WORK TO BE COMPLETED:
Below are some records; reproduce every one of them exactly.

PROVIDED ENTRIES:

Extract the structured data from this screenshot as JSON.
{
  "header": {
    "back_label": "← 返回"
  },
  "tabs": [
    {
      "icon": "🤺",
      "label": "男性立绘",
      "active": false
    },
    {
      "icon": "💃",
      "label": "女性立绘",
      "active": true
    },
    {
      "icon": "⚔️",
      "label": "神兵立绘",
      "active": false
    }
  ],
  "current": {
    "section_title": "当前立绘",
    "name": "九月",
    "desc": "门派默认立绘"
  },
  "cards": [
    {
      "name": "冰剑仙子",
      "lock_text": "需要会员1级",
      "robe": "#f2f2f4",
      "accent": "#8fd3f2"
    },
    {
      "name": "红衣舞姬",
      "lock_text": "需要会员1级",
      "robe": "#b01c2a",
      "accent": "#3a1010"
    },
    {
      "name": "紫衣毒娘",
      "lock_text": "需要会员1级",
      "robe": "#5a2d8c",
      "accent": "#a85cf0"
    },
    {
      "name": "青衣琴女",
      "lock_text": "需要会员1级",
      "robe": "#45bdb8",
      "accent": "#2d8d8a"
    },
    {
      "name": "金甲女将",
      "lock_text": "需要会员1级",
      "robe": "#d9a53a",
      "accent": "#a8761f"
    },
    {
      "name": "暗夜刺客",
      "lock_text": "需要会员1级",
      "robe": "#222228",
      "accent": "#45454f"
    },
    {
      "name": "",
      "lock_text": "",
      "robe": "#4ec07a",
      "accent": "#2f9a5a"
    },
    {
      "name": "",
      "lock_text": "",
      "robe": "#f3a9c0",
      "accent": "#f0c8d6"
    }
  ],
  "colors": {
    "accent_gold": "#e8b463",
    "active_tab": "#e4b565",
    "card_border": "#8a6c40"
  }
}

RESPONSE TO THIS EXERCISE:
Extract the structured data from this screenshot as JSON.
{
  "header": {
    "back_label": "← 返回"
  },
  "tabs": [
    {
      "icon": "🤺",
      "label": "男性立绘",
      "active": false
    },
    {
      "icon": "💃",
      "label": "女性立绘",
      "active": true
    },
    {
      "icon": "⚔️",
      "label": "神兵立绘",
      "active": false
    }
  ],
  "current": {
    "section_title": "当前立绘",
    "name": "九月",
    "desc": "门派默认立绘"
  },
  "cards": [
    {
      "name": "冰剑仙子",
      "lock_text": "需要会员1级",
      "robe": "#f2f2f4",
      "accent": "#8fd3f2"
    },
    {
      "name": "红衣舞姬",
      "lock_text": "需要会员1级",
      "robe": "#b01c2a",
      "accent": "#3a1010"
    },
    {
      "name": "紫衣毒娘",
      "lock_text": "需要会员1级",
      "robe": "#5a2d8c",
      "accent": "#a85cf0"
    },
    {
      "name": "青衣琴女",
      "lock_text": "需要会员1级",
      "robe": "#45bdb8",
      "accent": "#2d8d8a"
    },
    {
      "name": "金甲女将",
      "lock_text": "需要会员1级",
      "robe": "#d9a53a",
      "accent": "#a8761f"
    },
    {
      "name": "暗夜刺客",
      "lock_text": "需要会员1级",
      "robe": "#222228",
      "accent": "#45454f"
    },
    {
      "name": "",
      "lock_text": "",
      "robe": "#4ec07a",
      "accent": "#2f9a5a"
    },
    {
      "name": "",
      "lock_text": "",
      "robe": "#f3a9c0",
      "accent": "#f0c8d6"
    }
  ],
  "colors": {
    "accent_gold": "#e8b463",
    "active_tab": "#e4b565",
    "card_border": "#8a6c40"
  }
}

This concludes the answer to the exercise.